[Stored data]

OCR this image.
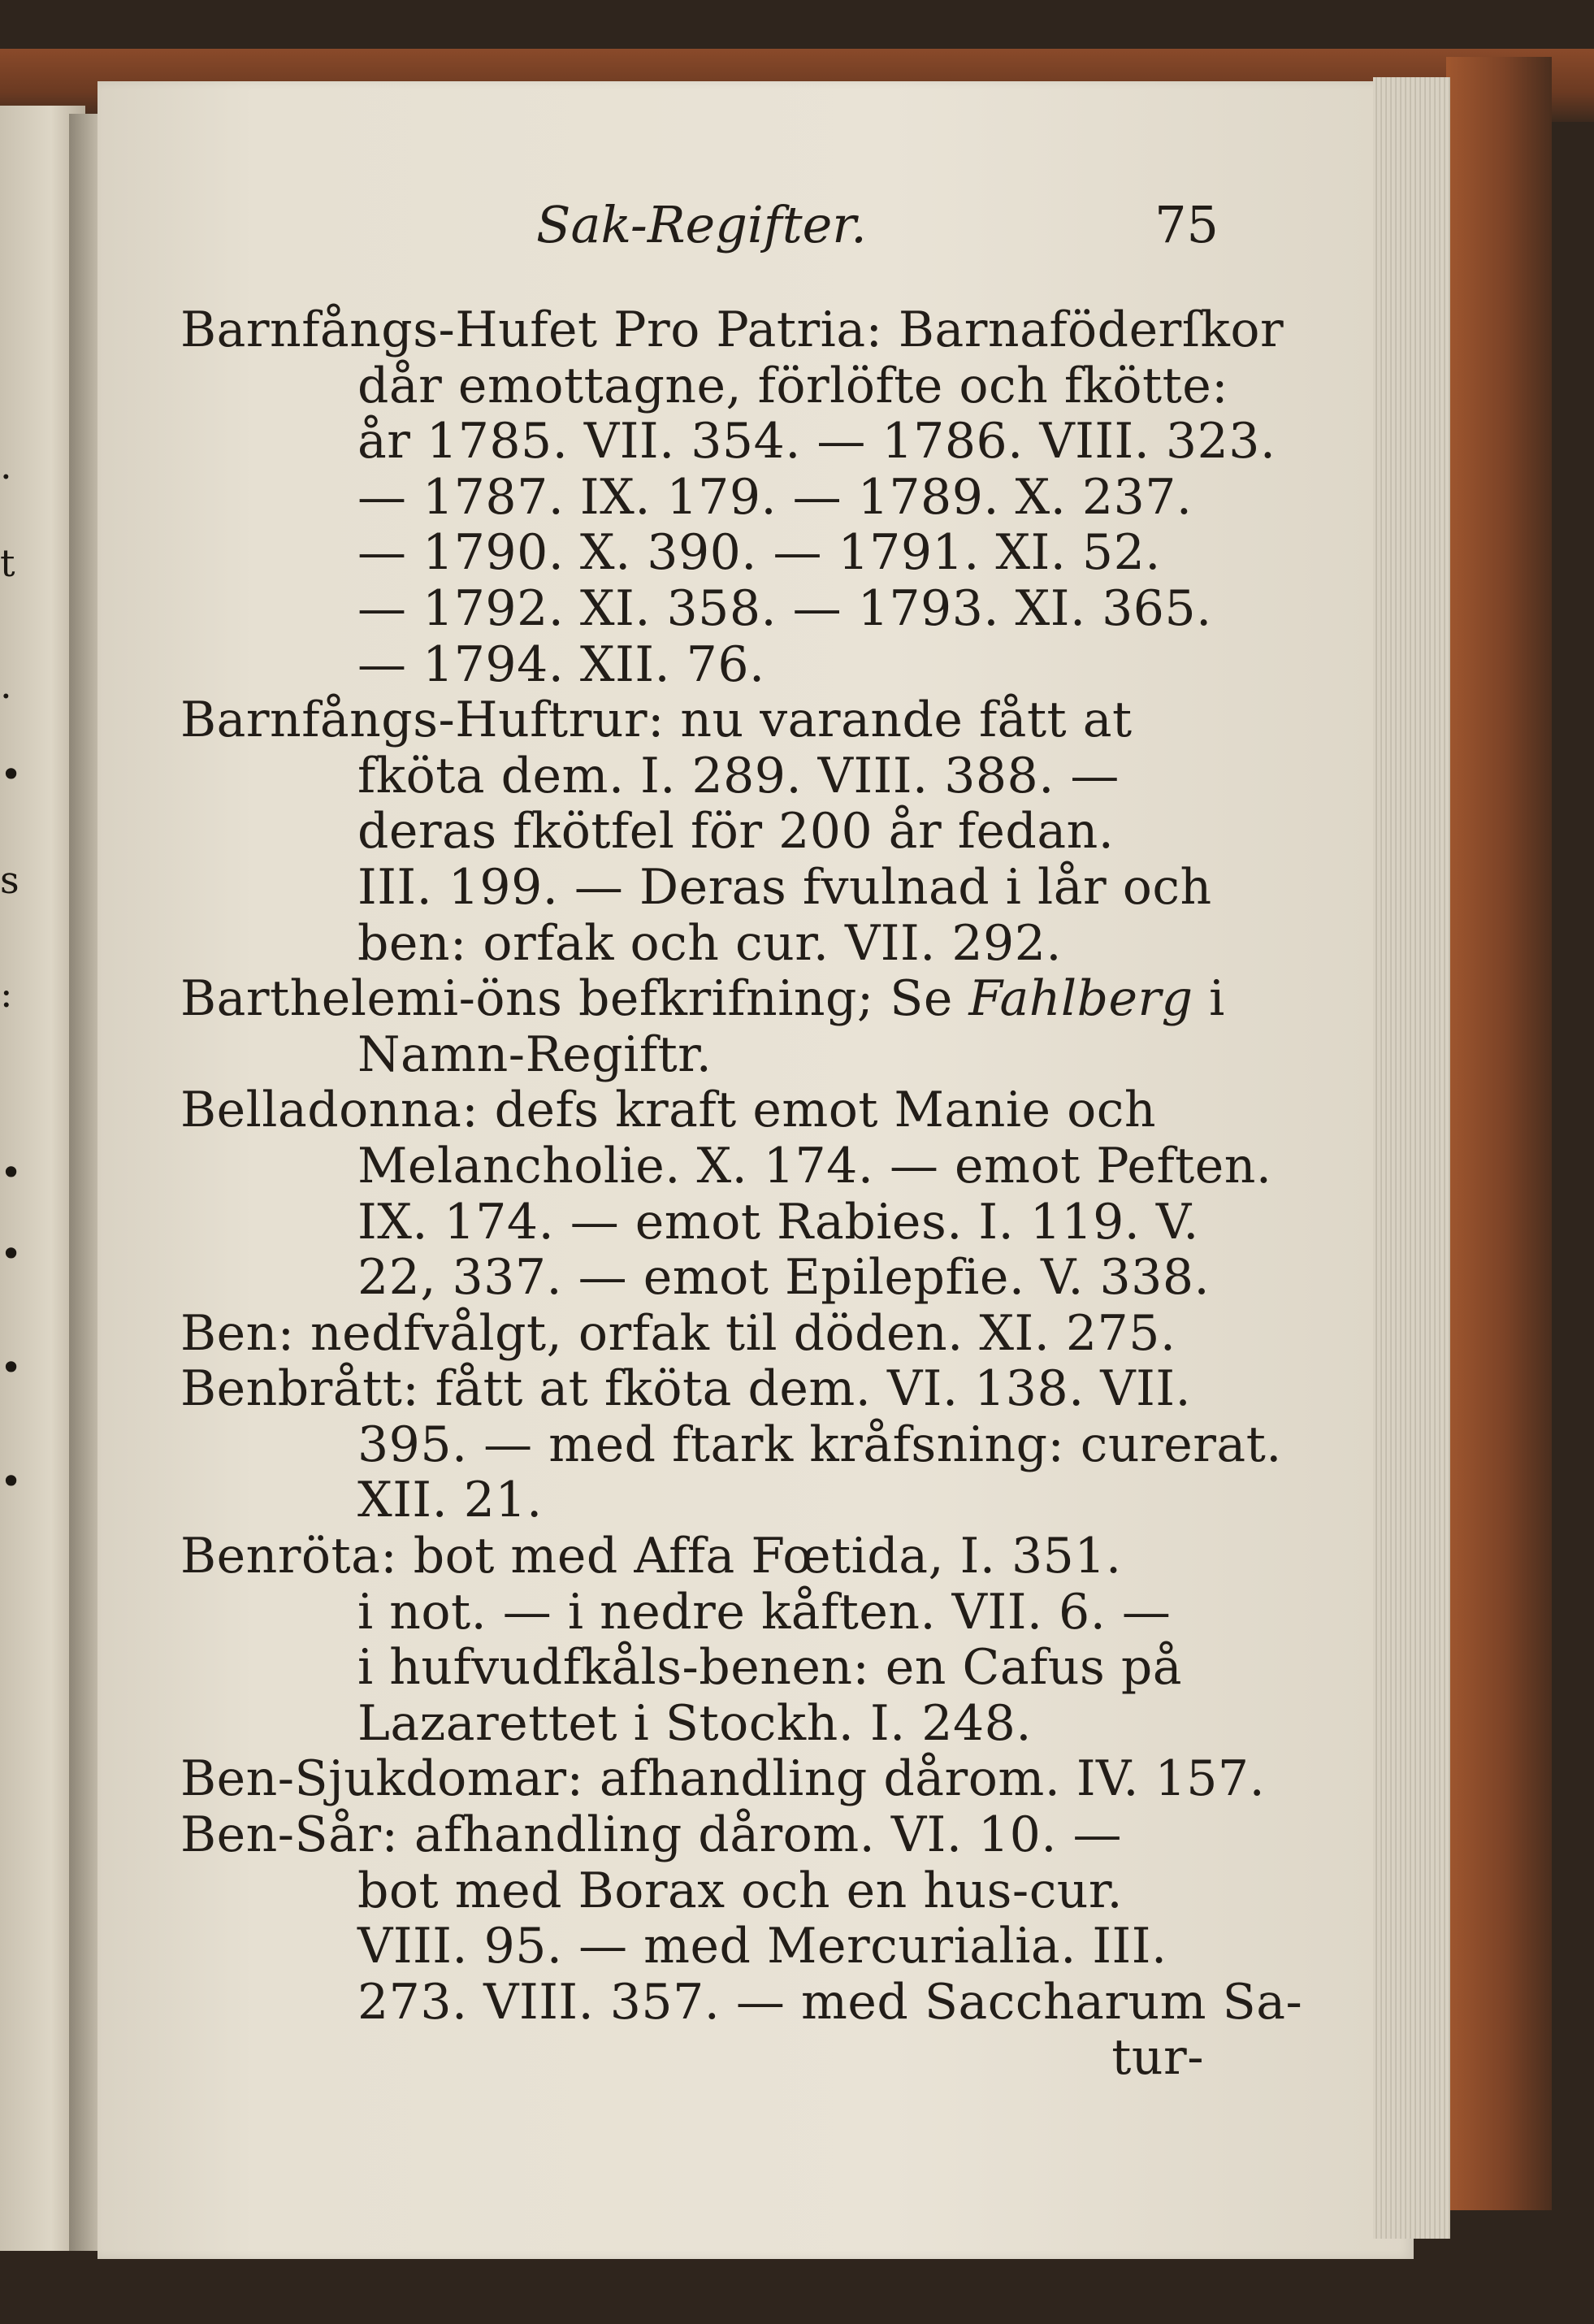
.
t
.
•
s
:
•
•
•
•
Sak-Regifter.	75
Barnfångs-Hufet Pro Patria: Barnaföderſkor
dår emottagne, förlöfte och fkötte:
år 1785. VII. 354. — 1786. VIII. 323.
— 1787. IX. 179. — 1789. X. 237.
— 1790. X. 390. — 1791. XI. 52.
— 1792. XI. 358. — 1793. XI. 365.
— 1794. XII. 76.
Barnfångs-Huftrur: nu varande fått at
fköta dem. I. 289. VIII. 388. —
deras fkötfel för 200 år fedan.
III. 199. — Deras fvulnad i lår och
ben: orfak och cur. VII. 292.
Barthelemi-öns befkrifning; Se Fahlberg i
Namn-Regiftr.
Belladonna: defs kraft emot Manie och
Melancholie. X. 174. — emot Peften.
IX. 174. — emot Rabies. I. 119. V.
22, 337. — emot Epilepfie. V. 338.
Ben: nedfvålgt, orfak til döden. XI. 275.
Benbrått: fått at fköta dem. VI. 138. VII.
395. — med ftark kråfsning: curerat.
XII. 21.
Benröta: bot med Affa Fœtida, I. 351.
i not. — i nedre kåften. VII. 6. —
i hufvudfkåls-benen: en Cafus på
Lazarettet i Stockh. I. 248.
Ben-Sjukdomar: afhandling dårom. IV. 157.
Ben-Sår: afhandling dårom. VI. 10. —
bot med Borax och en hus-cur.
VIII. 95. — med Mercurialia. III.
273. VIII. 357. — med Saccharum Sa-
tur-
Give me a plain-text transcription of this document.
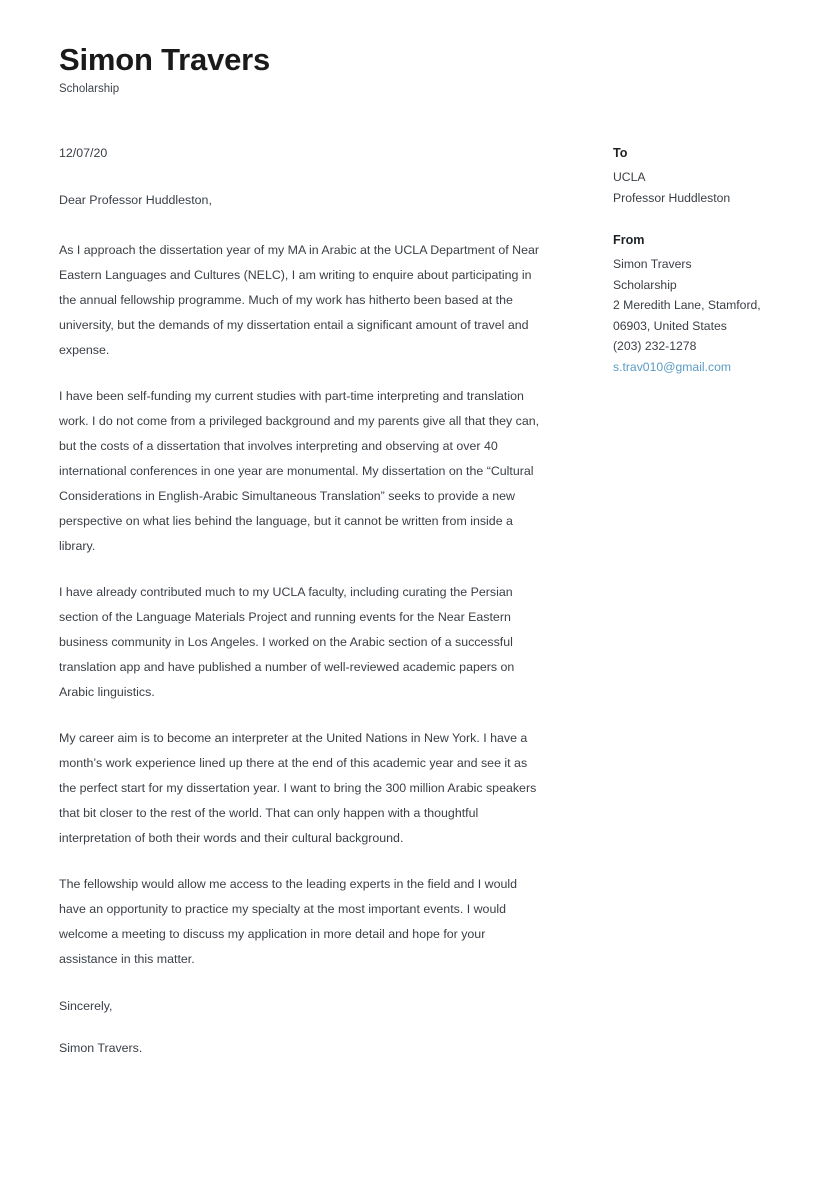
Simon Travers
Scholarship

12/07/20

Dear Professor Huddleston,

As I approach the dissertation year of my MA in Arabic at the UCLA Department of Near Eastern Languages and Cultures (NELC), I am writing to enquire about participating in the annual fellowship programme. Much of my work has hitherto been based at the university, but the demands of my dissertation entail a significant amount of travel and expense.

I have been self-funding my current studies with part-time interpreting and translation work. I do not come from a privileged background and my parents give all that they can, but the costs of a dissertation that involves interpreting and observing at over 40 international conferences in one year are monumental. My dissertation on the “Cultural Considerations in English-Arabic Simultaneous Translation” seeks to provide a new perspective on what lies behind the language, but it cannot be written from inside a library.

I have already contributed much to my UCLA faculty, including curating the Persian section of the Language Materials Project and running events for the Near Eastern business community in Los Angeles. I worked on the Arabic section of a successful translation app and have published a number of well-reviewed academic papers on Arabic linguistics.

My career aim is to become an interpreter at the United Nations in New York. I have a month’s work experience lined up there at the end of this academic year and see it as the perfect start for my dissertation year. I want to bring the 300 million Arabic speakers that bit closer to the rest of the world. That can only happen with a thoughtful interpretation of both their words and their cultural background.

The fellowship would allow me access to the leading experts in the field and I would have an opportunity to practice my specialty at the most important events. I would welcome a meeting to discuss my application in more detail and hope for your assistance in this matter.

Sincerely,

Simon Travers.

To

UCLA

Professor Huddleston

From

Simon Travers

Scholarship

2 Meredith Lane, Stamford,

06903, United States

(203) 232-1278

s.trav010@gmail.com
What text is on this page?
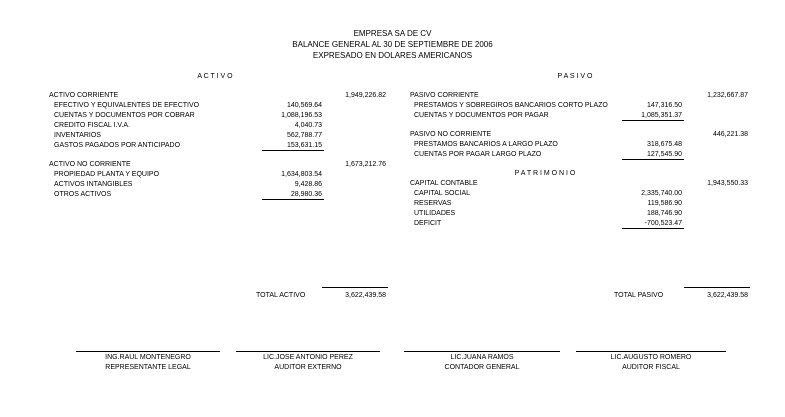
EMPRESA SA DE CV
BALANCE GENERAL AL 30 DE SEPTIEMBRE DE 2006
EXPRESADO EN DOLARES AMERICANOS
A C T I V O	P A S I V O
ACTIVO CORRIENTE	1,949,226.82
EFECTIVO Y EQUIVALENTES DE EFECTIVO	140,569.64
CUENTAS Y DOCUMENTOS POR COBRAR	1,088,196.53
CREDITO FISCAL I.V.A.	4,040.73
INVENTARIOS	562,788.77
GASTOS PAGADOS POR ANTICIPADO	153,631.15
ACTIVO NO CORRIENTE	1,673,212.76
PROPIEDAD PLANTA Y EQUIPO	1,634,803.54
ACTIVOS INTANGIBLES	9,428.86
OTROS ACTIVOS	28,980.36
PASIVO CORRIENTE	1,232,667.87
PRESTAMOS Y SOBREGIROS BANCARIOS CORTO PLAZO	147,316.50
CUENTAS Y DOCUMENTOS POR PAGAR	1,085,351.37
PASIVO NO CORRIENTE	446,221.38
PRESTAMOS BANCARIOS A LARGO PLAZO	318,675.48
CUENTAS POR PAGAR LARGO PLAZO	127,545.90
P A T R I M O N I O
CAPITAL CONTABLE	1,943,550.33
CAPITAL SOCIAL	2,335,740.00
RESERVAS	119,586.90
UTILIDADES	188,746.90
DEFICIT	-700,523.47
TOTAL ACTIVO	3,622,439.58	TOTAL PASIVO	3,622,439.58
ING.RAUL MONTENEGRO
REPRESENTANTE LEGAL
LIC.JOSE ANTONIO PEREZ
AUDITOR EXTERNO
LIC.JUANA RAMOS
CONTADOR GENERAL
LIC.AUGUSTO ROMERO
AUDITOR FISCAL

• **Brief**: Omitting all images, retype each line of the records precisely.

• **Response to the exercise**:
OCR this image.
.
t
.
•
s
:
•
•
•
•
Sak-Regifter.	75
Barnfångs-Hufet Pro Patria: Barnaföderſkor
dår emottagne, förlöfte och fkötte:
år 1785. VII. 354. — 1786. VIII. 323.
— 1787. IX. 179. — 1789. X. 237.
— 1790. X. 390. — 1791. XI. 52.
— 1792. XI. 358. — 1793. XI. 365.
— 1794. XII. 76.
Barnfångs-Huftrur: nu varande fått at
fköta dem. I. 289. VIII. 388. —
deras fkötfel för 200 år fedan.
III. 199. — Deras fvulnad i lår och
ben: orfak och cur. VII. 292.
Barthelemi-öns befkrifning; Se Fahlberg i
Namn-Regiftr.
Belladonna: defs kraft emot Manie och
Melancholie. X. 174. — emot Peften.
IX. 174. — emot Rabies. I. 119. V.
22, 337. — emot Epilepfie. V. 338.
Ben: nedfvålgt, orfak til döden. XI. 275.
Benbrått: fått at fköta dem. VI. 138. VII.
395. — med ftark kråfsning: curerat.
XII. 21.
Benröta: bot med Affa Fœtida, I. 351.
i not. — i nedre kåften. VII. 6. —
i hufvudfkåls-benen: en Cafus på
Lazarettet i Stockh. I. 248.
Ben-Sjukdomar: afhandling dårom. IV. 157.
Ben-Sår: afhandling dårom. VI. 10. —
bot med Borax och en hus-cur.
VIII. 95. — med Mercurialia. III.
273. VIII. 357. — med Saccharum Sa-
tur-
Give me a plain-text transcription of this document.
Simon Travers
Scholarship

12/07/20

Dear Professor Huddleston,

As I approach the dissertation year of my MA in Arabic at the UCLA Department of Near Eastern Languages and Cultures (NELC), I am writing to enquire about participating in the annual fellowship programme. Much of my work has hitherto been based at the university, but the demands of my dissertation entail a significant amount of travel and expense.

I have been self-funding my current studies with part-time interpreting and translation work. I do not come from a privileged background and my parents give all that they can, but the costs of a dissertation that involves interpreting and observing at over 40 international conferences in one year are monumental. My dissertation on the “Cultural Considerations in English-Arabic Simultaneous Translation” seeks to provide a new perspective on what lies behind the language, but it cannot be written from inside a library.

I have already contributed much to my UCLA faculty, including curating the Persian section of the Language Materials Project and running events for the Near Eastern business community in Los Angeles. I worked on the Arabic section of a successful translation app and have published a number of well-reviewed academic papers on Arabic linguistics.

My career aim is to become an interpreter at the United Nations in New York. I have a month’s work experience lined up there at the end of this academic year and see it as the perfect start for my dissertation year. I want to bring the 300 million Arabic speakers that bit closer to the rest of the world. That can only happen with a thoughtful interpretation of both their words and their cultural background.

The fellowship would allow me access to the leading experts in the field and I would have an opportunity to practice my specialty at the most important events. I would welcome a meeting to discuss my application in more detail and hope for your assistance in this matter.

Sincerely,

Simon Travers.

To

UCLA

Professor Huddleston

From

Simon Travers

Scholarship

2 Meredith Lane, Stamford,

06903, United States

(203) 232-1278

s.trav010@gmail.com
What text is on this page?
EMPRESA SA DE CV
BALANCE GENERAL AL 30 DE SEPTIEMBRE DE 2006
EXPRESADO EN DOLARES AMERICANOS
A C T I V O	P A S I V O
ACTIVO CORRIENTE	1,949,226.82
EFECTIVO Y EQUIVALENTES DE EFECTIVO	140,569.64
CUENTAS Y DOCUMENTOS POR COBRAR	1,088,196.53
CREDITO FISCAL I.V.A.	4,040.73
INVENTARIOS	562,788.77
GASTOS PAGADOS POR ANTICIPADO	153,631.15
ACTIVO NO CORRIENTE	1,673,212.76
PROPIEDAD PLANTA Y EQUIPO	1,634,803.54
ACTIVOS INTANGIBLES	9,428.86
OTROS ACTIVOS	28,980.36
PASIVO CORRIENTE	1,232,667.87
PRESTAMOS Y SOBREGIROS BANCARIOS CORTO PLAZO	147,316.50
CUENTAS Y DOCUMENTOS POR PAGAR	1,085,351.37
PASIVO NO CORRIENTE	446,221.38
PRESTAMOS BANCARIOS A LARGO PLAZO	318,675.48
CUENTAS POR PAGAR LARGO PLAZO	127,545.90
P A T R I M O N I O
CAPITAL CONTABLE	1,943,550.33
CAPITAL SOCIAL	2,335,740.00
RESERVAS	119,586.90
UTILIDADES	188,746.90
DEFICIT	-700,523.47
TOTAL ACTIVO	3,622,439.58	TOTAL PASIVO	3,622,439.58
ING.RAUL MONTENEGRO
REPRESENTANTE LEGAL
LIC.JOSE ANTONIO PEREZ
AUDITOR EXTERNO
LIC.JUANA RAMOS
CONTADOR GENERAL
LIC.AUGUSTO ROMERO
AUDITOR FISCAL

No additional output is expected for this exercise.